Data excerpts
╭──

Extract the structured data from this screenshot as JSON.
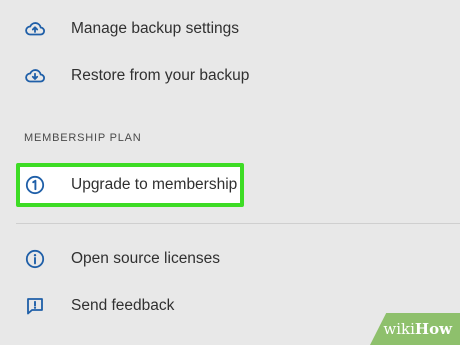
{
  "items": {
    "manage_backup": {
      "label": "Manage backup settings",
      "icon": "cloud-upload-icon"
    },
    "restore_backup": {
      "label": "Restore from your backup",
      "icon": "cloud-download-icon"
    },
    "section_header": "MEMBERSHIP PLAN",
    "upgrade": {
      "label": "Upgrade to membership",
      "icon": "number-one-circle-icon",
      "highlight_color": "#3ddc24"
    },
    "open_source": {
      "label": "Open source licenses",
      "icon": "info-icon"
    },
    "feedback": {
      "label": "Send feedback",
      "icon": "feedback-icon"
    }
  },
  "watermark": {
    "part1": "wiki",
    "part2": "How",
    "color": "#8ec06c"
  },
  "colors": {
    "background": "#e8e8e8",
    "icon": "#1f5fa8",
    "text": "#303030"
  }
}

╰──

▸ Written task
Please write out all of the material above without changing a word, and omit any pictures.

▸ Result of this task
Extract the structured data from this screenshot as JSON.
{
  "items": {
    "manage_backup": {
      "label": "Manage backup settings",
      "icon": "cloud-upload-icon"
    },
    "restore_backup": {
      "label": "Restore from your backup",
      "icon": "cloud-download-icon"
    },
    "section_header": "MEMBERSHIP PLAN",
    "upgrade": {
      "label": "Upgrade to membership",
      "icon": "number-one-circle-icon",
      "highlight_color": "#3ddc24"
    },
    "open_source": {
      "label": "Open source licenses",
      "icon": "info-icon"
    },
    "feedback": {
      "label": "Send feedback",
      "icon": "feedback-icon"
    }
  },
  "watermark": {
    "part1": "wiki",
    "part2": "How",
    "color": "#8ec06c"
  },
  "colors": {
    "background": "#e8e8e8",
    "icon": "#1f5fa8",
    "text": "#303030"
  }
}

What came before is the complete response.